_ENTRIES SHOWN_
______________________________

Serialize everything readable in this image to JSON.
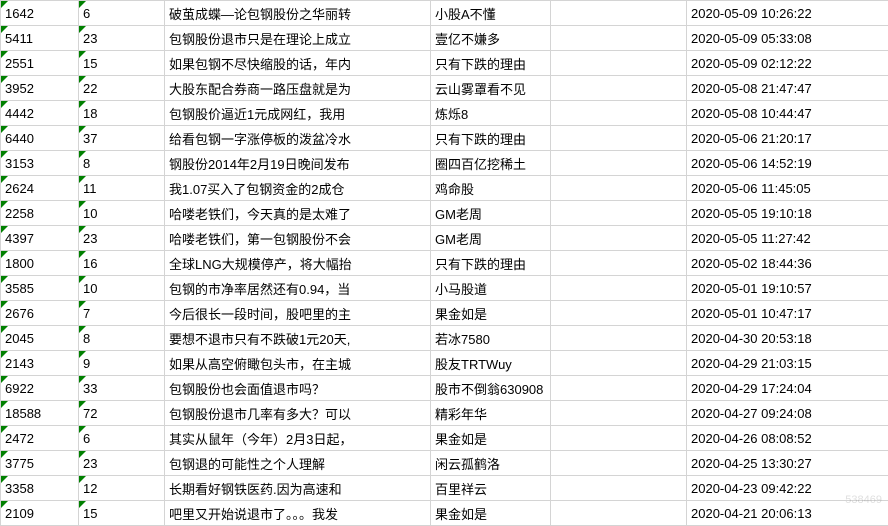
{
  "rows": [
    {
      "a": "1642",
      "b": "6",
      "c": "破茧成蝶—论包钢股份之华丽转",
      "d": "小股A不懂",
      "e": "",
      "f": "2020-05-09 10:26:22"
    },
    {
      "a": "5411",
      "b": "23",
      "c": "包钢股份退市只是在理论上成立",
      "d": "壹亿不嫌多",
      "e": "",
      "f": "2020-05-09 05:33:08"
    },
    {
      "a": "2551",
      "b": "15",
      "c": "如果包钢不尽快缩股的话，年内",
      "d": "只有下跌的理由",
      "e": "",
      "f": "2020-05-09 02:12:22"
    },
    {
      "a": "3952",
      "b": "22",
      "c": "大股东配合券商一路压盘就是为",
      "d": "云山雾罩看不见",
      "e": "",
      "f": "2020-05-08 21:47:47"
    },
    {
      "a": "4442",
      "b": "18",
      "c": "包钢股价逼近1元成网红，我用",
      "d": "炼烁8",
      "e": "",
      "f": "2020-05-08 10:44:47"
    },
    {
      "a": "6440",
      "b": "37",
      "c": "给看包钢一字涨停板的泼盆冷水",
      "d": "只有下跌的理由",
      "e": "",
      "f": "2020-05-06 21:20:17"
    },
    {
      "a": "3153",
      "b": "8",
      "c": "钢股份2014年2月19日晚间发布",
      "d": "圈四百亿挖稀土",
      "e": "",
      "f": "2020-05-06 14:52:19"
    },
    {
      "a": "2624",
      "b": "11",
      "c": "我1.07买入了包钢资金的2成仓",
      "d": "鸡命股",
      "e": "",
      "f": "2020-05-06 11:45:05"
    },
    {
      "a": "2258",
      "b": "10",
      "c": "哈喽老铁们，今天真的是太难了",
      "d": "GM老周",
      "e": "",
      "f": "2020-05-05 19:10:18"
    },
    {
      "a": "4397",
      "b": "23",
      "c": "哈喽老铁们，第一包钢股份不会",
      "d": "GM老周",
      "e": "",
      "f": "2020-05-05 11:27:42"
    },
    {
      "a": "1800",
      "b": "16",
      "c": "全球LNG大规模停产，将大幅抬",
      "d": "只有下跌的理由",
      "e": "",
      "f": "2020-05-02 18:44:36"
    },
    {
      "a": "3585",
      "b": "10",
      "c": "包钢的市净率居然还有0.94，当",
      "d": "小马股道",
      "e": "",
      "f": "2020-05-01 19:10:57"
    },
    {
      "a": "2676",
      "b": "7",
      "c": "今后很长一段时间，股吧里的主",
      "d": "果金如是",
      "e": "",
      "f": "2020-05-01 10:47:17"
    },
    {
      "a": "2045",
      "b": "8",
      "c": "要想不退市只有不跌破1元20天,",
      "d": "若冰7580",
      "e": "",
      "f": "2020-04-30 20:53:18"
    },
    {
      "a": "2143",
      "b": "9",
      "c": "如果从高空俯瞰包头市，在主城",
      "d": "股友TRTWuy",
      "e": "",
      "f": "2020-04-29 21:03:15"
    },
    {
      "a": "6922",
      "b": "33",
      "c": "包钢股份也会面值退市吗？",
      "d": "股市不倒翁630908",
      "e": "",
      "f": "2020-04-29 17:24:04"
    },
    {
      "a": "18588",
      "b": "72",
      "c": "包钢股份退市几率有多大？可以",
      "d": "精彩年华",
      "e": "",
      "f": "2020-04-27 09:24:08"
    },
    {
      "a": "2472",
      "b": "6",
      "c": "其实从鼠年（今年）2月3日起，",
      "d": "果金如是",
      "e": "",
      "f": "2020-04-26 08:08:52"
    },
    {
      "a": "3775",
      "b": "23",
      "c": "包钢退的可能性之个人理解",
      "d": "闲云孤鹤洛",
      "e": "",
      "f": "2020-04-25 13:30:27"
    },
    {
      "a": "3358",
      "b": "12",
      "c": "长期看好钢铁医药.因为高速和",
      "d": "百里祥云",
      "e": "",
      "f": "2020-04-23 09:42:22"
    },
    {
      "a": "2109",
      "b": "15",
      "c": "吧里又开始说退市了。。。我发",
      "d": "果金如是",
      "e": "",
      "f": "2020-04-21 20:06:13"
    }
  ],
  "watermark": "538469"
}
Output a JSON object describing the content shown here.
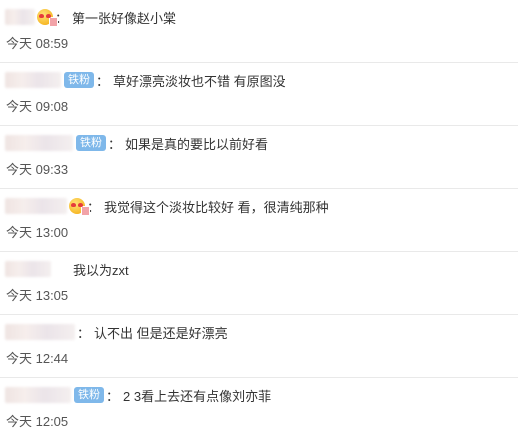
{
  "comments": [
    {
      "badge": "",
      "emoji": true,
      "text": "第一张好像赵小棠",
      "time": "今天 08:59"
    },
    {
      "badge": "铁粉",
      "emoji": false,
      "text": "草好漂亮淡妆也不错 有原图没",
      "time": "今天 09:08"
    },
    {
      "badge": "铁粉",
      "emoji": false,
      "text": "如果是真的要比以前好看",
      "time": "今天 09:33"
    },
    {
      "badge": "",
      "emoji": true,
      "text": "我觉得这个淡妆比较好 看，很清纯那种",
      "time": "今天 13:00"
    },
    {
      "badge": "",
      "emoji": false,
      "text": "我以为zxt",
      "time": "今天 13:05"
    },
    {
      "badge": "",
      "emoji": false,
      "text": "认不出 但是还是好漂亮",
      "time": "今天 12:44"
    },
    {
      "badge": "铁粉",
      "emoji": false,
      "text": "2 3看上去还有点像刘亦菲",
      "time": "今天 12:05"
    }
  ],
  "colon": "："
}
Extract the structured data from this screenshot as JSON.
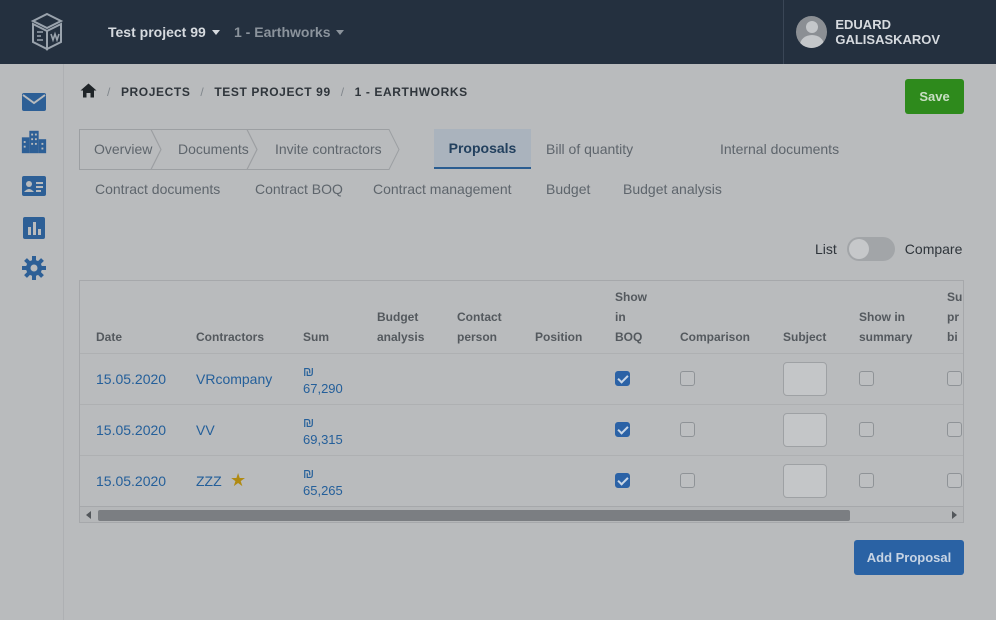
{
  "header": {
    "project_selector": "Test project 99",
    "stage_selector": "1 - Earthworks",
    "user_name": "EDUARD GALISASKAROV"
  },
  "sidebar": {
    "items": [
      {
        "icon": "envelope-icon"
      },
      {
        "icon": "buildings-icon"
      },
      {
        "icon": "contact-card-icon"
      },
      {
        "icon": "bar-chart-icon"
      },
      {
        "icon": "gear-icon"
      }
    ]
  },
  "breadcrumb": {
    "items": [
      "PROJECTS",
      "TEST PROJECT 99",
      "1 - EARTHWORKS"
    ]
  },
  "actions": {
    "save_label": "Save",
    "add_proposal_label": "Add Proposal"
  },
  "tabs": {
    "overview": "Overview",
    "documents": "Documents",
    "invite_contractors": "Invite contractors",
    "proposals": "Proposals",
    "bill_of_quantity": "Bill of quantity",
    "internal_documents": "Internal documents",
    "contract_documents": "Contract documents",
    "contract_boq": "Contract BOQ",
    "contract_management": "Contract management",
    "budget": "Budget",
    "budget_analysis": "Budget analysis",
    "active": "Proposals"
  },
  "view_toggle": {
    "left_label": "List",
    "right_label": "Compare",
    "compare_on": false
  },
  "table": {
    "headers": {
      "date": "Date",
      "contractors": "Contractors",
      "sum": "Sum",
      "budget_analysis_1": "Budget",
      "budget_analysis_2": "analysis",
      "contact_person_1": "Contact",
      "contact_person_2": "person",
      "position": "Position",
      "show_in_boq_1": "Show",
      "show_in_boq_2": "in",
      "show_in_boq_3": "BOQ",
      "comparison": "Comparison",
      "subject": "Subject",
      "show_in_summary_1": "Show in",
      "show_in_summary_2": "summary",
      "submitted_1": "Su",
      "submitted_2": "pr",
      "submitted_3": "bi"
    },
    "currency_symbol": "₪",
    "rows": [
      {
        "date": "15.05.2020",
        "contractor": "VRcompany",
        "sum": "67,290",
        "starred": false,
        "show_in_boq": true,
        "comparison": false,
        "show_in_summary": false,
        "submitted": false
      },
      {
        "date": "15.05.2020",
        "contractor": "VV",
        "sum": "69,315",
        "starred": false,
        "show_in_boq": true,
        "comparison": false,
        "show_in_summary": false,
        "submitted": false
      },
      {
        "date": "15.05.2020",
        "contractor": "ZZZ",
        "sum": "65,265",
        "starred": true,
        "show_in_boq": true,
        "comparison": false,
        "show_in_summary": false,
        "submitted": false
      }
    ]
  },
  "colors": {
    "topbar": "#24303f",
    "accent_blue": "#2a62a4",
    "save_green": "#2e8a1c",
    "star": "#b08a12"
  }
}
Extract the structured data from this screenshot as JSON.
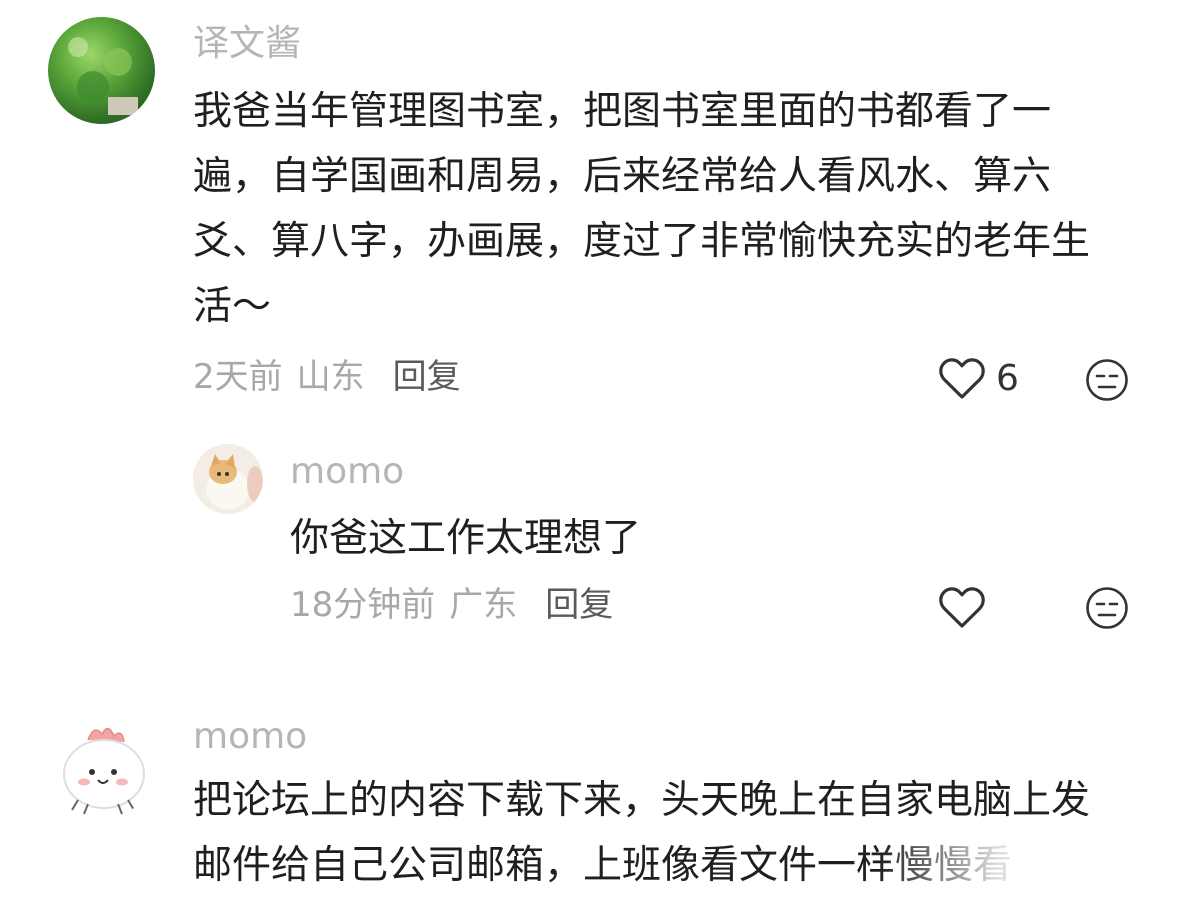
{
  "comments": [
    {
      "username": "译文酱",
      "text": "我爸当年管理图书室，把图书室里面的书都看了一遍，自学国画和周易，后来经常给人看风水、算六爻、算八字，办画展，度过了非常愉快充实的老年生活～",
      "time": "2天前",
      "location": "山东",
      "reply_label": "回复",
      "likes": "6",
      "avatar_icon": "landscape-plant-avatar"
    },
    {
      "username": "momo",
      "text": "你爸这工作太理想了",
      "time": "18分钟前",
      "location": "广东",
      "reply_label": "回复",
      "likes": "",
      "avatar_icon": "cat-avatar"
    },
    {
      "username": "momo",
      "text": "把论坛上的内容下载下来，头天晚上在自家电脑上发邮件给自己公司邮箱，上班像看文件一样慢慢看",
      "avatar_icon": "cute-chick-avatar"
    }
  ],
  "colors": {
    "username": "#b5b5b5",
    "meta": "#a8a8a8",
    "text": "#1f1f1f"
  }
}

______________________________

_AIM_
Track down every line holding the string "time" and copy it.

_ANSWER TO THE EXERCISE_
      "time": "今天 08:59"
      "time": "今天 09:08"
      "time": "今天 09:33"
      "time": "今天 13:00"
      "time": "今天 13:05"
      "time": "今天 12:44"
      "time": "今天 12:05"
      "time": "2天前",
      "time": "18分钟前",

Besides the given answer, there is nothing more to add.